WHAT NEEDS TO BE DONE: Retype every entry word for word.

PROVIDED MATERIAL:
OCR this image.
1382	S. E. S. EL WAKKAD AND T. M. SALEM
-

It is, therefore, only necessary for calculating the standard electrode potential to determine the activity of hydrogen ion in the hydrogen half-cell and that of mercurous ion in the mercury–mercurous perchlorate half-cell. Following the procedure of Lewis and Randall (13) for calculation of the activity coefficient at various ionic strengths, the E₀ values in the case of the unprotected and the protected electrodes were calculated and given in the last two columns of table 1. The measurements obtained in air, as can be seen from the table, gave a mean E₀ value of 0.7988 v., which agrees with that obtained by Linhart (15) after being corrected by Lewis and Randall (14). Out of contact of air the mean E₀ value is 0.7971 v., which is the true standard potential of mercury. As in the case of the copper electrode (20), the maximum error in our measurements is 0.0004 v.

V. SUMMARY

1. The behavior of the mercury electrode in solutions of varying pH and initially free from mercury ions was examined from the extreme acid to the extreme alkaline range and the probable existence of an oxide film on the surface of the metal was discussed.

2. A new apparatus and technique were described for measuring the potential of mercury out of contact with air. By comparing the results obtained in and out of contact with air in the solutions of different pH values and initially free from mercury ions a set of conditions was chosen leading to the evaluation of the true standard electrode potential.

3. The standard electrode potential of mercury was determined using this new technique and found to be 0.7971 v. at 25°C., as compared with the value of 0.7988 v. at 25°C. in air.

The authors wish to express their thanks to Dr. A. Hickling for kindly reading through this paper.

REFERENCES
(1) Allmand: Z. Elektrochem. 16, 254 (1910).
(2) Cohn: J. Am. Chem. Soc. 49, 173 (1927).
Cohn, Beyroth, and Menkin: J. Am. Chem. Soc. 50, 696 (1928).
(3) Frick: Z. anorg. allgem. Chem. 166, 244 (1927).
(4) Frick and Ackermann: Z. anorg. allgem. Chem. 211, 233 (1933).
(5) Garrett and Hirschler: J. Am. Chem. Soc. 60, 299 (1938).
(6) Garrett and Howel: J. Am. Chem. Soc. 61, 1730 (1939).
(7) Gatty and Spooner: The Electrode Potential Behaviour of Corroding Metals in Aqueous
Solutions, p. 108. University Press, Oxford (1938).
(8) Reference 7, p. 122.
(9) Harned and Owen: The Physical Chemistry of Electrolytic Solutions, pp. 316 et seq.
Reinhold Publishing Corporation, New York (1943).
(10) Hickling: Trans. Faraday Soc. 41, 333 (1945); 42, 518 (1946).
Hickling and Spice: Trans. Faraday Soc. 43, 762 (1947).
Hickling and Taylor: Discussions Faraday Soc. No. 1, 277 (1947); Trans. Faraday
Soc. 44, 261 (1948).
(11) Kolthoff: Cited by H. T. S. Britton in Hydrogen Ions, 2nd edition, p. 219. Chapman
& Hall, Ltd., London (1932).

COMPLETE RESPONSE:
OCR this image.
1382	S. E. S. EL WAKKAD AND T. M. SALEM
-

It is, therefore, only necessary for calculating the standard electrode potential to determine the activity of hydrogen ion in the hydrogen half-cell and that of mercurous ion in the mercury–mercurous perchlorate half-cell. Following the procedure of Lewis and Randall (13) for calculation of the activity coefficient at various ionic strengths, the E₀ values in the case of the unprotected and the protected electrodes were calculated and given in the last two columns of table 1. The measurements obtained in air, as can be seen from the table, gave a mean E₀ value of 0.7988 v., which agrees with that obtained by Linhart (15) after being corrected by Lewis and Randall (14). Out of contact of air the mean E₀ value is 0.7971 v., which is the true standard potential of mercury. As in the case of the copper electrode (20), the maximum error in our measurements is 0.0004 v.

V. SUMMARY

1. The behavior of the mercury electrode in solutions of varying pH and initially free from mercury ions was examined from the extreme acid to the extreme alkaline range and the probable existence of an oxide film on the surface of the metal was discussed.

2. A new apparatus and technique were described for measuring the potential of mercury out of contact with air. By comparing the results obtained in and out of contact with air in the solutions of different pH values and initially free from mercury ions a set of conditions was chosen leading to the evaluation of the true standard electrode potential.

3. The standard electrode potential of mercury was determined using this new technique and found to be 0.7971 v. at 25°C., as compared with the value of 0.7988 v. at 25°C. in air.

The authors wish to express their thanks to Dr. A. Hickling for kindly reading through this paper.

REFERENCES
(1) Allmand: Z. Elektrochem. 16, 254 (1910).
(2) Cohn: J. Am. Chem. Soc. 49, 173 (1927).
Cohn, Beyroth, and Menkin: J. Am. Chem. Soc. 50, 696 (1928).
(3) Frick: Z. anorg. allgem. Chem. 166, 244 (1927).
(4) Frick and Ackermann: Z. anorg. allgem. Chem. 211, 233 (1933).
(5) Garrett and Hirschler: J. Am. Chem. Soc. 60, 299 (1938).
(6) Garrett and Howel: J. Am. Chem. Soc. 61, 1730 (1939).
(7) Gatty and Spooner: The Electrode Potential Behaviour of Corroding Metals in Aqueous
Solutions, p. 108. University Press, Oxford (1938).
(8) Reference 7, p. 122.
(9) Harned and Owen: The Physical Chemistry of Electrolytic Solutions, pp. 316 et seq.
Reinhold Publishing Corporation, New York (1943).
(10) Hickling: Trans. Faraday Soc. 41, 333 (1945); 42, 518 (1946).
Hickling and Spice: Trans. Faraday Soc. 43, 762 (1947).
Hickling and Taylor: Discussions Faraday Soc. No. 1, 277 (1947); Trans. Faraday
Soc. 44, 261 (1948).
(11) Kolthoff: Cited by H. T. S. Britton in Hydrogen Ions, 2nd edition, p. 219. Chapman
& Hall, Ltd., London (1932).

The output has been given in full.